══ Records for processing ══
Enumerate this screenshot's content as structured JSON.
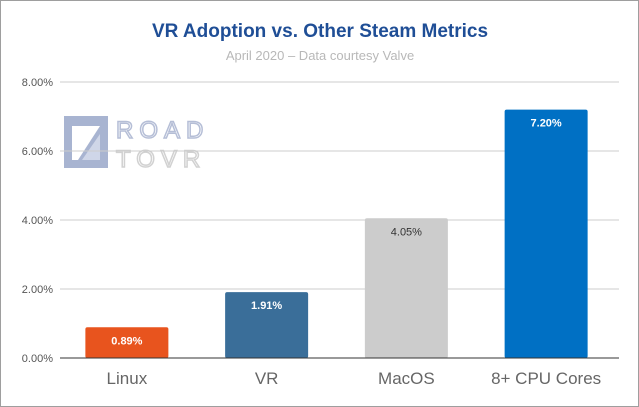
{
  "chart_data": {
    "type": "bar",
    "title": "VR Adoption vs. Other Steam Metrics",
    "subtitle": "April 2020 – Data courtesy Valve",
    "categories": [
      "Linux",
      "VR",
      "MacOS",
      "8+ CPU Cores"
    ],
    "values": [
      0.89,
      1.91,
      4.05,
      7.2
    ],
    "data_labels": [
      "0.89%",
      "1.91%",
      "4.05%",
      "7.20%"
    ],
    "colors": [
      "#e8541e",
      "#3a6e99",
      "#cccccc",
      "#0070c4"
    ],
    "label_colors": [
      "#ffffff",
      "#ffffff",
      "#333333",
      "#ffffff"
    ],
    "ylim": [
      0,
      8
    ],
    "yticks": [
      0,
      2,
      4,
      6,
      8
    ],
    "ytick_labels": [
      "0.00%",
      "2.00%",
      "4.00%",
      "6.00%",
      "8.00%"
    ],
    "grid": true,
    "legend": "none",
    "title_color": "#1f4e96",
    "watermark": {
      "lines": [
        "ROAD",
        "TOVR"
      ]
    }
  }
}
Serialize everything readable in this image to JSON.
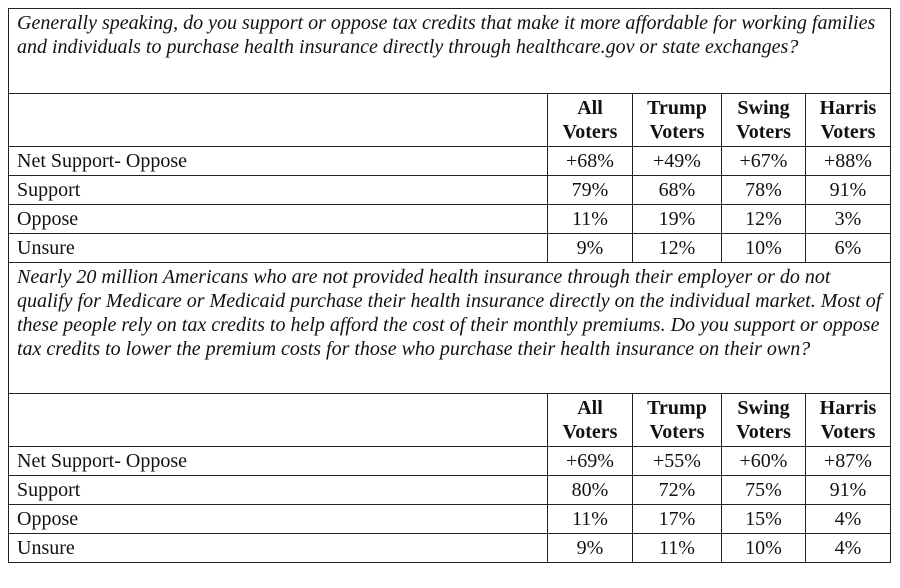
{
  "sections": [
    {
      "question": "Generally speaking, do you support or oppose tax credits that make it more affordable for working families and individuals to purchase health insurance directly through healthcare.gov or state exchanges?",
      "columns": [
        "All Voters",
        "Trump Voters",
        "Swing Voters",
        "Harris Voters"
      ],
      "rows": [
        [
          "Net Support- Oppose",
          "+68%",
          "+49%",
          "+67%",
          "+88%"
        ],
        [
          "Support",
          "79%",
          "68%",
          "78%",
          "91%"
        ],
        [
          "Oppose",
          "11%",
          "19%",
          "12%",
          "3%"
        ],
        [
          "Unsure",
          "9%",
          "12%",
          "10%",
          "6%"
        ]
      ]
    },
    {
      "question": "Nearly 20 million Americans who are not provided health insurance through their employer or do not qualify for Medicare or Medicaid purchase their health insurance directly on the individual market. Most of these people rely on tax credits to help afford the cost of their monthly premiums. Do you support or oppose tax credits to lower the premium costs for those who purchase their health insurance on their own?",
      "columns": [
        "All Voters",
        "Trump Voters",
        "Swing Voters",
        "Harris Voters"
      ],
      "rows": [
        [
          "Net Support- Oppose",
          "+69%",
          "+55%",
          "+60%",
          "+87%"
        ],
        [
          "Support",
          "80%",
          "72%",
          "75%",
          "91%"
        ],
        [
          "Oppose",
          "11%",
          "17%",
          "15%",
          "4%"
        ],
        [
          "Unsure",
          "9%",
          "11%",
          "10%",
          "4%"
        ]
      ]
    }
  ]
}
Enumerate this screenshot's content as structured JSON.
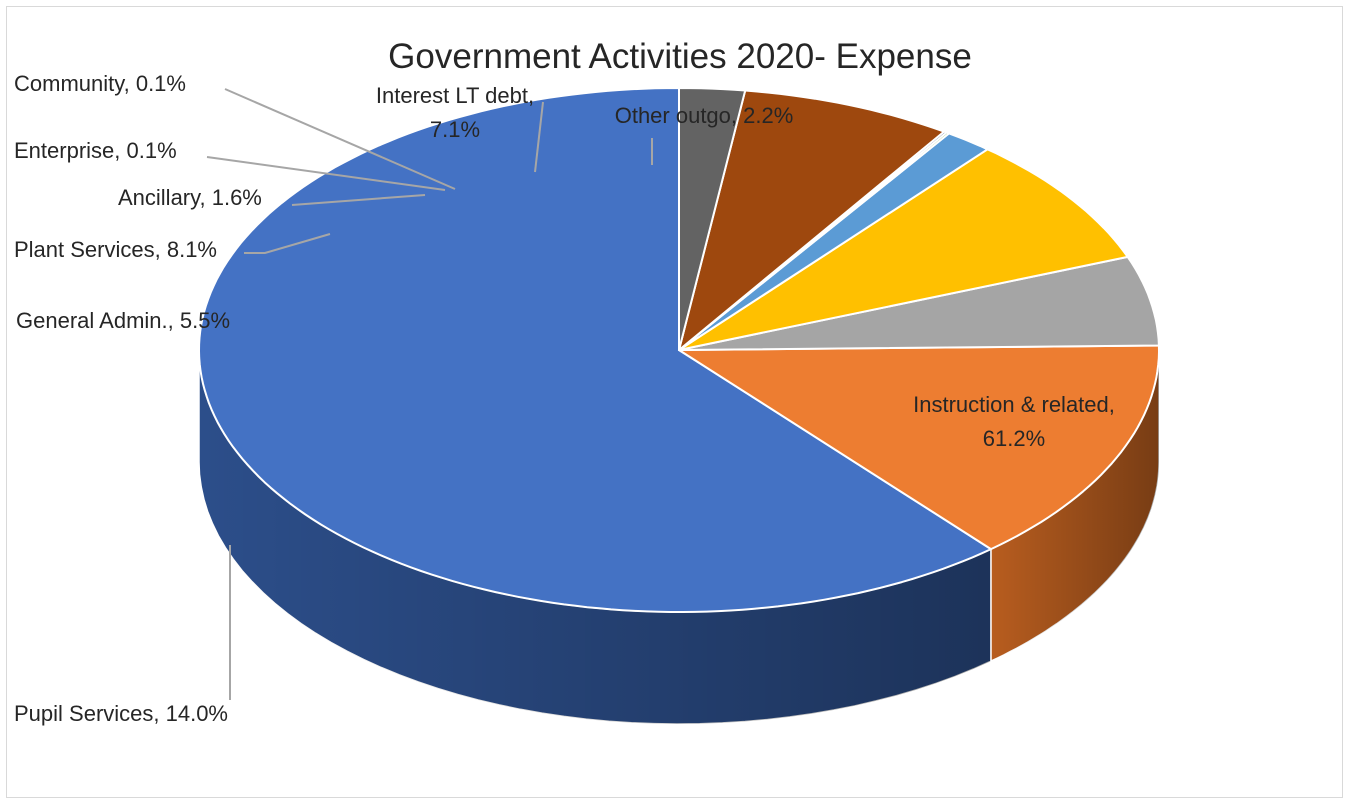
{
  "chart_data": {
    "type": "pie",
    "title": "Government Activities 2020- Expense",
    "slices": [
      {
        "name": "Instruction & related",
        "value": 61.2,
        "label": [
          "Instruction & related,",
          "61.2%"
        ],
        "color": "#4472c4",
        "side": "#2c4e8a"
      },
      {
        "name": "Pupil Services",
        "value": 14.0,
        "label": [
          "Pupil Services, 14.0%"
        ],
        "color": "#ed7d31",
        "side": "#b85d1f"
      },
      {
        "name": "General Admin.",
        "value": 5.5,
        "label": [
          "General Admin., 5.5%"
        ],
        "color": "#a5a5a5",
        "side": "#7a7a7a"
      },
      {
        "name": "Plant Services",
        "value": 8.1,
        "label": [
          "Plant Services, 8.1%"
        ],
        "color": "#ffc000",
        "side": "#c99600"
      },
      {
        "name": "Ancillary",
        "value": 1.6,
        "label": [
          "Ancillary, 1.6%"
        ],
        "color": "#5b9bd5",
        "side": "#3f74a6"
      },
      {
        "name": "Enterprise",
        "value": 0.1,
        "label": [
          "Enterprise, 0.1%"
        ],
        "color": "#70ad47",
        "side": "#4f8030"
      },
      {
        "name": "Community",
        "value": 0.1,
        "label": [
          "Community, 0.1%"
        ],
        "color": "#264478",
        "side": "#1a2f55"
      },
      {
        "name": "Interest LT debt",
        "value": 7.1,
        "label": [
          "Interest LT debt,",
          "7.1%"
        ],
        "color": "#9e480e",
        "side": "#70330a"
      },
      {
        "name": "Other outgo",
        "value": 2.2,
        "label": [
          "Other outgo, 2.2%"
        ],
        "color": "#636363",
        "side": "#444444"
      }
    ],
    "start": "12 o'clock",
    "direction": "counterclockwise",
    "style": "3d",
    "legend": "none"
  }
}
═══
■ **Problem to work on**: Give every line back word for word and leave the pictures out.

■ **Answer to the exercise**:
Enumerate this screenshot's content as structured JSON.
{
  "chart_data": {
    "type": "bar",
    "title": "VR Adoption vs. Other Steam Metrics",
    "subtitle": "April 2020 – Data courtesy Valve",
    "categories": [
      "Linux",
      "VR",
      "MacOS",
      "8+ CPU Cores"
    ],
    "values": [
      0.89,
      1.91,
      4.05,
      7.2
    ],
    "data_labels": [
      "0.89%",
      "1.91%",
      "4.05%",
      "7.20%"
    ],
    "colors": [
      "#e8541e",
      "#3a6e99",
      "#cccccc",
      "#0070c4"
    ],
    "label_colors": [
      "#ffffff",
      "#ffffff",
      "#333333",
      "#ffffff"
    ],
    "ylim": [
      0,
      8
    ],
    "yticks": [
      0,
      2,
      4,
      6,
      8
    ],
    "ytick_labels": [
      "0.00%",
      "2.00%",
      "4.00%",
      "6.00%",
      "8.00%"
    ],
    "grid": true,
    "legend": "none",
    "title_color": "#1f4e96",
    "watermark": {
      "lines": [
        "ROAD",
        "TOVR"
      ]
    }
  }
}
Serialize everything readable in this image to JSON.
{
  "sections": [
    {
      "question": "Generally speaking, do you support or oppose tax credits that make it more affordable for working families and individuals to purchase health insurance directly through healthcare.gov or state exchanges?",
      "columns": [
        "All Voters",
        "Trump Voters",
        "Swing Voters",
        "Harris Voters"
      ],
      "rows": [
        [
          "Net Support- Oppose",
          "+68%",
          "+49%",
          "+67%",
          "+88%"
        ],
        [
          "Support",
          "79%",
          "68%",
          "78%",
          "91%"
        ],
        [
          "Oppose",
          "11%",
          "19%",
          "12%",
          "3%"
        ],
        [
          "Unsure",
          "9%",
          "12%",
          "10%",
          "6%"
        ]
      ]
    },
    {
      "question": "Nearly 20 million Americans who are not provided health insurance through their employer or do not qualify for Medicare or Medicaid purchase their health insurance directly on the individual market. Most of these people rely on tax credits to help afford the cost of their monthly premiums. Do you support or oppose tax credits to lower the premium costs for those who purchase their health insurance on their own?",
      "columns": [
        "All Voters",
        "Trump Voters",
        "Swing Voters",
        "Harris Voters"
      ],
      "rows": [
        [
          "Net Support- Oppose",
          "+69%",
          "+55%",
          "+60%",
          "+87%"
        ],
        [
          "Support",
          "80%",
          "72%",
          "75%",
          "91%"
        ],
        [
          "Oppose",
          "11%",
          "17%",
          "15%",
          "4%"
        ],
        [
          "Unsure",
          "9%",
          "11%",
          "10%",
          "4%"
        ]
      ]
    }
  ]
}
Enumerate this screenshot's content as structured JSON.
{
  "chart_data": {
    "type": "pie",
    "title": "Government Activities 2020- Expense",
    "slices": [
      {
        "name": "Instruction & related",
        "value": 61.2,
        "label": [
          "Instruction & related,",
          "61.2%"
        ],
        "color": "#4472c4",
        "side": "#2c4e8a"
      },
      {
        "name": "Pupil Services",
        "value": 14.0,
        "label": [
          "Pupil Services, 14.0%"
        ],
        "color": "#ed7d31",
        "side": "#b85d1f"
      },
      {
        "name": "General Admin.",
        "value": 5.5,
        "label": [
          "General Admin., 5.5%"
        ],
        "color": "#a5a5a5",
        "side": "#7a7a7a"
      },
      {
        "name": "Plant Services",
        "value": 8.1,
        "label": [
          "Plant Services, 8.1%"
        ],
        "color": "#ffc000",
        "side": "#c99600"
      },
      {
        "name": "Ancillary",
        "value": 1.6,
        "label": [
          "Ancillary, 1.6%"
        ],
        "color": "#5b9bd5",
        "side": "#3f74a6"
      },
      {
        "name": "Enterprise",
        "value": 0.1,
        "label": [
          "Enterprise, 0.1%"
        ],
        "color": "#70ad47",
        "side": "#4f8030"
      },
      {
        "name": "Community",
        "value": 0.1,
        "label": [
          "Community, 0.1%"
        ],
        "color": "#264478",
        "side": "#1a2f55"
      },
      {
        "name": "Interest LT debt",
        "value": 7.1,
        "label": [
          "Interest LT debt,",
          "7.1%"
        ],
        "color": "#9e480e",
        "side": "#70330a"
      },
      {
        "name": "Other outgo",
        "value": 2.2,
        "label": [
          "Other outgo, 2.2%"
        ],
        "color": "#636363",
        "side": "#444444"
      }
    ],
    "start": "12 o'clock",
    "direction": "counterclockwise",
    "style": "3d",
    "legend": "none"
  }
}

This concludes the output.